◆ Exercise prompt ◆
Nothing in the data should change when you return it, but leave the pictures out.

◆ Data to use ◆
--- BEGIN ---

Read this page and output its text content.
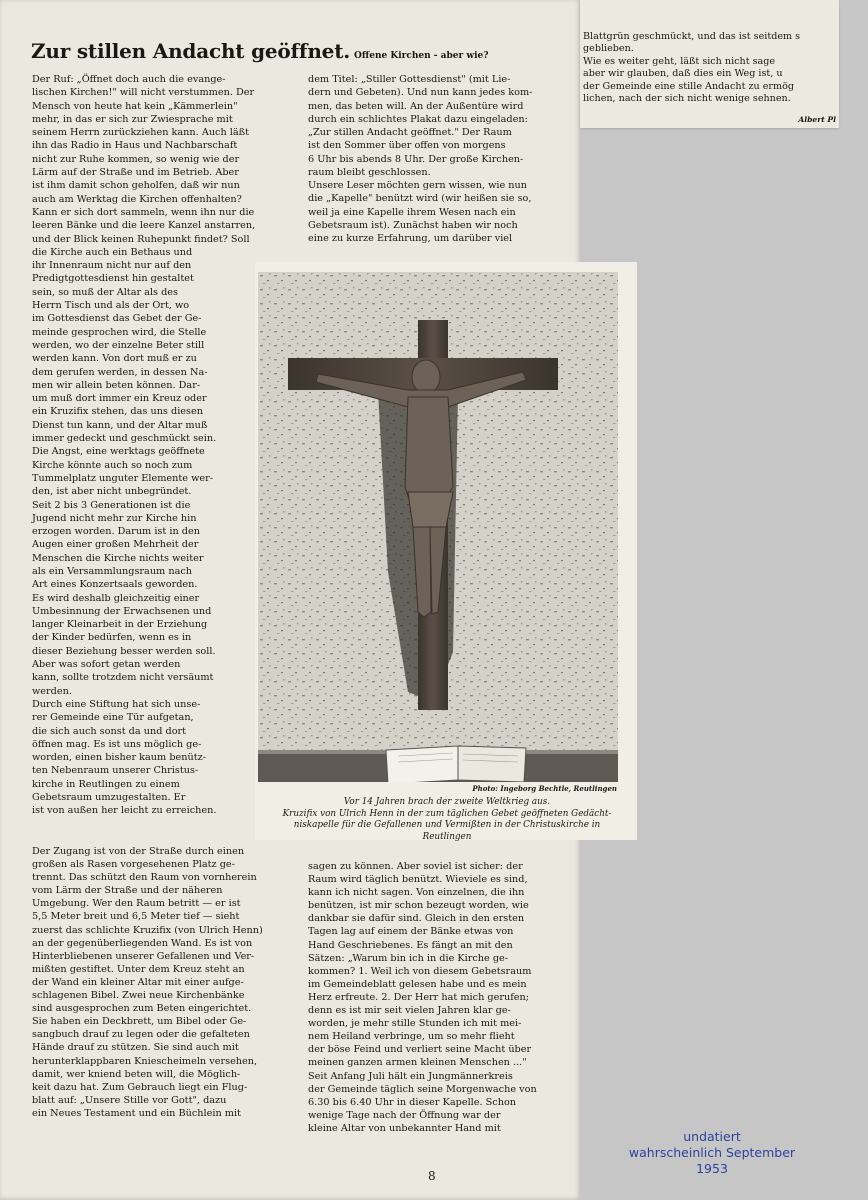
Zur stillen Andacht geöffnet. Offene Kirchen - aber wie?

Der Ruf: „Öffnet doch auch die evange-
lischen Kirchen!" will nicht verstummen. Der
Mensch von heute hat kein „Kämmerlein"
mehr, in das er sich zur Zwiesprache mit
seinem Herrn zurückziehen kann. Auch läßt
ihn das Radio in Haus und Nachbarschaft
nicht zur Ruhe kommen, so wenig wie der
Lärm auf der Straße und im Betrieb. Aber
ist ihm damit schon geholfen, daß wir nun
auch am Werktag die Kirchen offenhalten?
Kann er sich dort sammeln, wenn ihn nur die
leeren Bänke und die leere Kanzel anstarren,
und der Blick keinen Ruhepunkt findet? Soll
die Kirche auch ein Bethaus und
ihr Innenraum nicht nur auf den
Predigtgottesdienst hin gestaltet
sein, so muß der Altar als des
Herrn Tisch und als der Ort, wo
im Gottesdienst das Gebet der Ge-
meinde gesprochen wird, die Stelle
werden, wo der einzelne Beter still
werden kann. Von dort muß er zu
dem gerufen werden, in dessen Na-
men wir allein beten können. Dar-
um muß dort immer ein Kreuz oder
ein Kruzifix stehen, das uns diesen
Dienst tun kann, und der Altar muß
immer gedeckt und geschmückt sein.
Die Angst, eine werktags geöffnete
Kirche könnte auch so noch zum
Tummelplatz unguter Elemente wer-
den, ist aber nicht unbegründet.
Seit 2 bis 3 Generationen ist die
Jugend nicht mehr zur Kirche hin
erzogen worden. Darum ist in den
Augen einer großen Mehrheit der
Menschen die Kirche nichts weiter
als ein Versammlungsraum nach
Art eines Konzertsaals geworden.
Es wird deshalb gleichzeitig einer
Umbesinnung der Erwachsenen und
langer Kleinarbeit in der Erziehung
der Kinder bedürfen, wenn es in
dieser Beziehung besser werden soll.
Aber was sofort getan werden
kann, sollte trotzdem nicht versäumt
werden.
Durch eine Stiftung hat sich unse-
rer Gemeinde eine Tür aufgetan,
die sich auch sonst da und dort
öffnen mag. Es ist uns möglich ge-
worden, einen bisher kaum benütz-
ten Nebenraum unserer Christus-
kirche in Reutlingen zu einem
Gebetsraum umzugestalten. Er
ist von außen her leicht zu erreichen.

dem Titel: „Stiller Gottesdienst" (mit Lie-
dern und Gebeten). Und nun kann jedes kom-
men, das beten will. An der Außentüre wird
durch ein schlichtes Plakat dazu eingeladen:
„Zur stillen Andacht geöffnet." Der Raum
ist den Sommer über offen von morgens
6 Uhr bis abends 8 Uhr. Der große Kirchen-
raum bleibt geschlossen.
Unsere Leser möchten gern wissen, wie nun
die „Kapelle" benützt wird (wir heißen sie so,
weil ja eine Kapelle ihrem Wesen nach ein
Gebetsraum ist). Zunächst haben wir noch
eine zu kurze Erfahrung, um darüber viel

Der Zugang ist von der Straße durch einen
großen als Rasen vorgesehenen Platz ge-
trennt. Das schützt den Raum von vornherein
vom Lärm der Straße und der näheren
Umgebung. Wer den Raum betritt — er ist
5,5 Meter breit und 6,5 Meter tief — sieht
zuerst das schlichte Kruzifix (von Ulrich Henn)
an der gegenüberliegenden Wand. Es ist von
Hinterbliebenen unserer Gefallenen und Ver-
mißten gestiftet. Unter dem Kreuz steht an
der Wand ein kleiner Altar mit einer aufge-
schlagenen Bibel. Zwei neue Kirchenbänke
sind ausgesprochen zum Beten eingerichtet.
Sie haben ein Deckbrett, um Bibel oder Ge-
sangbuch drauf zu legen oder die gefalteten
Hände drauf zu stützen. Sie sind auch mit
herunterklappbaren Kniescheimeln versehen,
damit, wer kniend beten will, die Möglich-
keit dazu hat. Zum Gebrauch liegt ein Flug-
blatt auf: „Unsere Stille vor Gott", dazu
ein Neues Testament und ein Büchlein mit

sagen zu können. Aber soviel ist sicher: der
Raum wird täglich benützt. Wieviele es sind,
kann ich nicht sagen. Von einzelnen, die ihn
benützen, ist mir schon bezeugt worden, wie
dankbar sie dafür sind. Gleich in den ersten
Tagen lag auf einem der Bänke etwas von
Hand Geschriebenes. Es fängt an mit den
Sätzen: „Warum bin ich in die Kirche ge-
kommen? 1. Weil ich von diesem Gebetsraum
im Gemeindeblatt gelesen habe und es mein
Herz erfreute. 2. Der Herr hat mich gerufen;
denn es ist mir seit vielen Jahren klar ge-
worden, je mehr stille Stunden ich mit mei-
nem Heiland verbringe, um so mehr flieht
der böse Feind und verliert seine Macht über
meinen ganzen armen kleinen Menschen ..."
Seit Anfang Juli hält ein Jungmännerkreis
der Gemeinde täglich seine Morgenwache von
6.30 bis 6.40 Uhr in dieser Kapelle. Schon
wenige Tage nach der Öffnung war der
kleine Altar von unbekannter Hand mit

8

Photo: Ingeborg Bechtle, Reutlingen

Vor 14 Jahren brach der zweite Weltkrieg aus.
Kruzifix von Ulrich Henn in der zum täglichen Gebet geöffneten Gedächt-
niskapelle für die Gefallenen und Vermißten in der Christuskirche in
Reutlingen

Blattgrün geschmückt, und das ist seitdem s
geblieben.
Wie es weiter geht, läßt sich nicht sage
aber wir glauben, daß dies ein Weg ist, u
der Gemeinde eine stille Andacht zu ermög
lichen, nach der sich nicht wenige sehnen.

Albert Pl

undatiert
wahrscheinlich September 1953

--- END ---

◆ The solution ◆
Read this page and output its text content.
Zur stillen Andacht geöffnet. Offene Kirchen - aber wie?

Der Ruf: „Öffnet doch auch die evange-
lischen Kirchen!" will nicht verstummen. Der
Mensch von heute hat kein „Kämmerlein"
mehr, in das er sich zur Zwiesprache mit
seinem Herrn zurückziehen kann. Auch läßt
ihn das Radio in Haus und Nachbarschaft
nicht zur Ruhe kommen, so wenig wie der
Lärm auf der Straße und im Betrieb. Aber
ist ihm damit schon geholfen, daß wir nun
auch am Werktag die Kirchen offenhalten?
Kann er sich dort sammeln, wenn ihn nur die
leeren Bänke und die leere Kanzel anstarren,
und der Blick keinen Ruhepunkt findet? Soll
die Kirche auch ein Bethaus und
ihr Innenraum nicht nur auf den
Predigtgottesdienst hin gestaltet
sein, so muß der Altar als des
Herrn Tisch und als der Ort, wo
im Gottesdienst das Gebet der Ge-
meinde gesprochen wird, die Stelle
werden, wo der einzelne Beter still
werden kann. Von dort muß er zu
dem gerufen werden, in dessen Na-
men wir allein beten können. Dar-
um muß dort immer ein Kreuz oder
ein Kruzifix stehen, das uns diesen
Dienst tun kann, und der Altar muß
immer gedeckt und geschmückt sein.
Die Angst, eine werktags geöffnete
Kirche könnte auch so noch zum
Tummelplatz unguter Elemente wer-
den, ist aber nicht unbegründet.
Seit 2 bis 3 Generationen ist die
Jugend nicht mehr zur Kirche hin
erzogen worden. Darum ist in den
Augen einer großen Mehrheit der
Menschen die Kirche nichts weiter
als ein Versammlungsraum nach
Art eines Konzertsaals geworden.
Es wird deshalb gleichzeitig einer
Umbesinnung der Erwachsenen und
langer Kleinarbeit in der Erziehung
der Kinder bedürfen, wenn es in
dieser Beziehung besser werden soll.
Aber was sofort getan werden
kann, sollte trotzdem nicht versäumt
werden.
Durch eine Stiftung hat sich unse-
rer Gemeinde eine Tür aufgetan,
die sich auch sonst da und dort
öffnen mag. Es ist uns möglich ge-
worden, einen bisher kaum benütz-
ten Nebenraum unserer Christus-
kirche in Reutlingen zu einem
Gebetsraum umzugestalten. Er
ist von außen her leicht zu erreichen.

dem Titel: „Stiller Gottesdienst" (mit Lie-
dern und Gebeten). Und nun kann jedes kom-
men, das beten will. An der Außentüre wird
durch ein schlichtes Plakat dazu eingeladen:
„Zur stillen Andacht geöffnet." Der Raum
ist den Sommer über offen von morgens
6 Uhr bis abends 8 Uhr. Der große Kirchen-
raum bleibt geschlossen.
Unsere Leser möchten gern wissen, wie nun
die „Kapelle" benützt wird (wir heißen sie so,
weil ja eine Kapelle ihrem Wesen nach ein
Gebetsraum ist). Zunächst haben wir noch
eine zu kurze Erfahrung, um darüber viel

Der Zugang ist von der Straße durch einen
großen als Rasen vorgesehenen Platz ge-
trennt. Das schützt den Raum von vornherein
vom Lärm der Straße und der näheren
Umgebung. Wer den Raum betritt — er ist
5,5 Meter breit und 6,5 Meter tief — sieht
zuerst das schlichte Kruzifix (von Ulrich Henn)
an der gegenüberliegenden Wand. Es ist von
Hinterbliebenen unserer Gefallenen und Ver-
mißten gestiftet. Unter dem Kreuz steht an
der Wand ein kleiner Altar mit einer aufge-
schlagenen Bibel. Zwei neue Kirchenbänke
sind ausgesprochen zum Beten eingerichtet.
Sie haben ein Deckbrett, um Bibel oder Ge-
sangbuch drauf zu legen oder die gefalteten
Hände drauf zu stützen. Sie sind auch mit
herunterklappbaren Kniescheimeln versehen,
damit, wer kniend beten will, die Möglich-
keit dazu hat. Zum Gebrauch liegt ein Flug-
blatt auf: „Unsere Stille vor Gott", dazu
ein Neues Testament und ein Büchlein mit

sagen zu können. Aber soviel ist sicher: der
Raum wird täglich benützt. Wieviele es sind,
kann ich nicht sagen. Von einzelnen, die ihn
benützen, ist mir schon bezeugt worden, wie
dankbar sie dafür sind. Gleich in den ersten
Tagen lag auf einem der Bänke etwas von
Hand Geschriebenes. Es fängt an mit den
Sätzen: „Warum bin ich in die Kirche ge-
kommen? 1. Weil ich von diesem Gebetsraum
im Gemeindeblatt gelesen habe und es mein
Herz erfreute. 2. Der Herr hat mich gerufen;
denn es ist mir seit vielen Jahren klar ge-
worden, je mehr stille Stunden ich mit mei-
nem Heiland verbringe, um so mehr flieht
der böse Feind und verliert seine Macht über
meinen ganzen armen kleinen Menschen ..."
Seit Anfang Juli hält ein Jungmännerkreis
der Gemeinde täglich seine Morgenwache von
6.30 bis 6.40 Uhr in dieser Kapelle. Schon
wenige Tage nach der Öffnung war der
kleine Altar von unbekannter Hand mit

8

Photo: Ingeborg Bechtle, Reutlingen

Vor 14 Jahren brach der zweite Weltkrieg aus.
Kruzifix von Ulrich Henn in der zum täglichen Gebet geöffneten Gedächt-
niskapelle für die Gefallenen und Vermißten in der Christuskirche in
Reutlingen

Blattgrün geschmückt, und das ist seitdem s
geblieben.
Wie es weiter geht, läßt sich nicht sage
aber wir glauben, daß dies ein Weg ist, u
der Gemeinde eine stille Andacht zu ermög
lichen, nach der sich nicht wenige sehnen.

Albert Pl

undatiert
wahrscheinlich September 1953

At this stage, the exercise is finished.